Stored rows:
──────

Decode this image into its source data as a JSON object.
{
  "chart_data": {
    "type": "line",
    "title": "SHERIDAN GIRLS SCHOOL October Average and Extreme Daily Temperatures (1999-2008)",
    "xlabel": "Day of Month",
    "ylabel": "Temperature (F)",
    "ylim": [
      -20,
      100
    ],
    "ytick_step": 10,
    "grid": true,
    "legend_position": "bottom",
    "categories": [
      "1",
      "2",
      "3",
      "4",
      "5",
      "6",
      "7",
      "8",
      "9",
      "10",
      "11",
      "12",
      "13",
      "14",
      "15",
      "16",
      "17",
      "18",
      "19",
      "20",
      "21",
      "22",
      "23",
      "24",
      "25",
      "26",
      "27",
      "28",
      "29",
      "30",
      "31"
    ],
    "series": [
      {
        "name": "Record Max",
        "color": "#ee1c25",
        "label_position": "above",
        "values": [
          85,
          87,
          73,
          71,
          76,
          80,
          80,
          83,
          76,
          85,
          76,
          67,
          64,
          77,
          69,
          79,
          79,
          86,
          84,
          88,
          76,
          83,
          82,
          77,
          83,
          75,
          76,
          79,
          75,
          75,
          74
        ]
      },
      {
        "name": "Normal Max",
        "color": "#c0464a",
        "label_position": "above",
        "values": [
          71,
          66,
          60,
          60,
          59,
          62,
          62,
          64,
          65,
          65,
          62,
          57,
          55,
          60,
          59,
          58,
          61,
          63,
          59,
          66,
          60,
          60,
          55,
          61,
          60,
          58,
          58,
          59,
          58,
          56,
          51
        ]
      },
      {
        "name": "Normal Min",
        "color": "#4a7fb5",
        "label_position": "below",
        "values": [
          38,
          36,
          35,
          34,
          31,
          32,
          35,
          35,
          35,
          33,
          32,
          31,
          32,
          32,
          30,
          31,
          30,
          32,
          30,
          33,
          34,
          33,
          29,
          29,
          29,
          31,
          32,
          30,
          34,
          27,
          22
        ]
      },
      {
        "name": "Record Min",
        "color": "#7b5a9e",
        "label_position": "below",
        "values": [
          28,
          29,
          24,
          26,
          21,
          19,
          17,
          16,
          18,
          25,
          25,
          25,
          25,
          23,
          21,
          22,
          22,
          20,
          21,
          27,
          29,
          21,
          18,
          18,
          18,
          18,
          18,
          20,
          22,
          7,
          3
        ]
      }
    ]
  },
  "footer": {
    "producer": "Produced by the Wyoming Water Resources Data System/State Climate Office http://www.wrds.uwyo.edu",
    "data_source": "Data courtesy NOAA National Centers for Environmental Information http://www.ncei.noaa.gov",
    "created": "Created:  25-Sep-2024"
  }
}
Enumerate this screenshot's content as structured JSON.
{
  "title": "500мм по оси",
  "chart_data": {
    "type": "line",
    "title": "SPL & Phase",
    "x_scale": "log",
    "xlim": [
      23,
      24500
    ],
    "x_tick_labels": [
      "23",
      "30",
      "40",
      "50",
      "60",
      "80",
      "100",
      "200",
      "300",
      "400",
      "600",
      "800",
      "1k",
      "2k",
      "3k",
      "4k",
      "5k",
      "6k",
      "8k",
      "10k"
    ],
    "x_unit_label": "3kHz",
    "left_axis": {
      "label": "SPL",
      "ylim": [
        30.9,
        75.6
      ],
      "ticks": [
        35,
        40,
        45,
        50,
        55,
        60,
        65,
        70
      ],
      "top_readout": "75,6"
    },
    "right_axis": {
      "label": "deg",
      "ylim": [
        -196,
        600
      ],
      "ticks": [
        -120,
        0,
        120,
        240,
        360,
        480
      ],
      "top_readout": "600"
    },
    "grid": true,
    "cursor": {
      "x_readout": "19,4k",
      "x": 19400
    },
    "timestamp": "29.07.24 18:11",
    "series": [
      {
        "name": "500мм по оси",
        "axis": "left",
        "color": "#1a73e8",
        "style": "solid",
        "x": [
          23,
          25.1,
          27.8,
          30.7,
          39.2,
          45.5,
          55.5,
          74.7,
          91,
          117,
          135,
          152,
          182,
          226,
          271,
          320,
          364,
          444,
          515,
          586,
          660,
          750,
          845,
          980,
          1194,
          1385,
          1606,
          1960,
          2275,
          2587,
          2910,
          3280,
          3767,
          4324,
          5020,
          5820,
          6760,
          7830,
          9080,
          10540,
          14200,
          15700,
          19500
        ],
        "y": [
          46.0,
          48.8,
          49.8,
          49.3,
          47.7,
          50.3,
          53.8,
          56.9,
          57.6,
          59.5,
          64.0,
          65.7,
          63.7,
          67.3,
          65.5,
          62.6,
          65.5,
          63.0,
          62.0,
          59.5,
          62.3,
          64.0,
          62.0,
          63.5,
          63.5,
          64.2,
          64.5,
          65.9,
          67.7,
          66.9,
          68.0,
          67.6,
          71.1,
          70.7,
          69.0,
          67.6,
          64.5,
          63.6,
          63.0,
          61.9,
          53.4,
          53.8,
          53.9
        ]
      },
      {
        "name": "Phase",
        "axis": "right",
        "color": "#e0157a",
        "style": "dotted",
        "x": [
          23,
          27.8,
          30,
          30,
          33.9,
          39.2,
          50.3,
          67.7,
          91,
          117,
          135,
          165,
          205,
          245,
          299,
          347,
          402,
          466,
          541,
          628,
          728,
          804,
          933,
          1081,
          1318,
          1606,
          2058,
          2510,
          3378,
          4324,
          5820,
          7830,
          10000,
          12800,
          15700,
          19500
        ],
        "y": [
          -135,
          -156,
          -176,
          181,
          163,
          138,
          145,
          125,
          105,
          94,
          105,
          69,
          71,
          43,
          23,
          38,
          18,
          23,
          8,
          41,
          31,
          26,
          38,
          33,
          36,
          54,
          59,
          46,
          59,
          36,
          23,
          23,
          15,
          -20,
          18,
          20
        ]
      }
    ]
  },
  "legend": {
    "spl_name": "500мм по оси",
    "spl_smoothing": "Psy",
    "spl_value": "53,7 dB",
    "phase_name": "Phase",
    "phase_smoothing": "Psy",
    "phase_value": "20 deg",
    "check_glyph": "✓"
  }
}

──────

What to produce:
Extract every line above that contains the word "JSON".

Output for this exercise:
Decode this image into its source data as a JSON object.
Enumerate this screenshot's content as structured JSON.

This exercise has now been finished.